- _AIM OF THE TASK_
Output the line that contains "Parse this chart and return its data as JSON." and every line after it to the end of the entries, with nothing added or left out.

- _ENTRIES SUPPLIED_
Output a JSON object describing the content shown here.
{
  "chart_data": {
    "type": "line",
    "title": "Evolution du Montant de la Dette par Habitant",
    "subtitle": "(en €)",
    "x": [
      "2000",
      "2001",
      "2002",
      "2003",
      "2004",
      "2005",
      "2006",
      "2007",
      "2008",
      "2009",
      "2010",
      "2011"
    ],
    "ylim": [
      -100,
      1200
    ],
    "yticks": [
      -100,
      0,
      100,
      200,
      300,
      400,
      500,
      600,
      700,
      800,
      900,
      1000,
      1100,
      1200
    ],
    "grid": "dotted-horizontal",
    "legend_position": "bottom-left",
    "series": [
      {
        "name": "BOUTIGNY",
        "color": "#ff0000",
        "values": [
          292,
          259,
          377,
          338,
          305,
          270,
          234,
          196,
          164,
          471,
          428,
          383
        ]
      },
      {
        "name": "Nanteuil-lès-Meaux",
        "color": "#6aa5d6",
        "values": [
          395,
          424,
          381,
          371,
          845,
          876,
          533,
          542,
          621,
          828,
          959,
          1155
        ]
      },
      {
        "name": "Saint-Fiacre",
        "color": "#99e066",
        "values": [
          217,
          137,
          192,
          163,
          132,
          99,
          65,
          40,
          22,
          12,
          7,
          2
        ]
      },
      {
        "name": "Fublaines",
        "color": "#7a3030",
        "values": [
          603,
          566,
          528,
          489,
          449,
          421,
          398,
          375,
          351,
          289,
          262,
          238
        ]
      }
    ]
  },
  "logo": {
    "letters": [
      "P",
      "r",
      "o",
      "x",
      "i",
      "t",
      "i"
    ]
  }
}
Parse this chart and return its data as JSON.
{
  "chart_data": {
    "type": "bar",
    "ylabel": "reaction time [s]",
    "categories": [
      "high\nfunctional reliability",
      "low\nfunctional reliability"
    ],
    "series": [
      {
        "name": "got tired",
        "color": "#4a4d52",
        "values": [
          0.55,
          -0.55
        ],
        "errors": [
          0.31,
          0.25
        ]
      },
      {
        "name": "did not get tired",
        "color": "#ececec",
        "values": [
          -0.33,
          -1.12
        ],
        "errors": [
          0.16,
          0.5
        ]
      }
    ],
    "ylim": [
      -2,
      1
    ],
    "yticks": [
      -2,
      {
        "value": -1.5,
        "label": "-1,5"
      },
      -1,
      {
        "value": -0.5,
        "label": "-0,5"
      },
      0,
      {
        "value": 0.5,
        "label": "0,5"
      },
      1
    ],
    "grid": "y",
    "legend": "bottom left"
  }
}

- _RESULT BELOW_
Parse this chart and return its data as JSON.
{
  "chart_data": {
    "type": "bar",
    "ylabel": "reaction time [s]",
    "categories": [
      "high\nfunctional reliability",
      "low\nfunctional reliability"
    ],
    "series": [
      {
        "name": "got tired",
        "color": "#4a4d52",
        "values": [
          0.55,
          -0.55
        ],
        "errors": [
          0.31,
          0.25
        ]
      },
      {
        "name": "did not get tired",
        "color": "#ececec",
        "values": [
          -0.33,
          -1.12
        ],
        "errors": [
          0.16,
          0.5
        ]
      }
    ],
    "ylim": [
      -2,
      1
    ],
    "yticks": [
      -2,
      {
        "value": -1.5,
        "label": "-1,5"
      },
      -1,
      {
        "value": -0.5,
        "label": "-0,5"
      },
      0,
      {
        "value": 0.5,
        "label": "0,5"
      },
      1
    ],
    "grid": "y",
    "legend": "bottom left"
  }
}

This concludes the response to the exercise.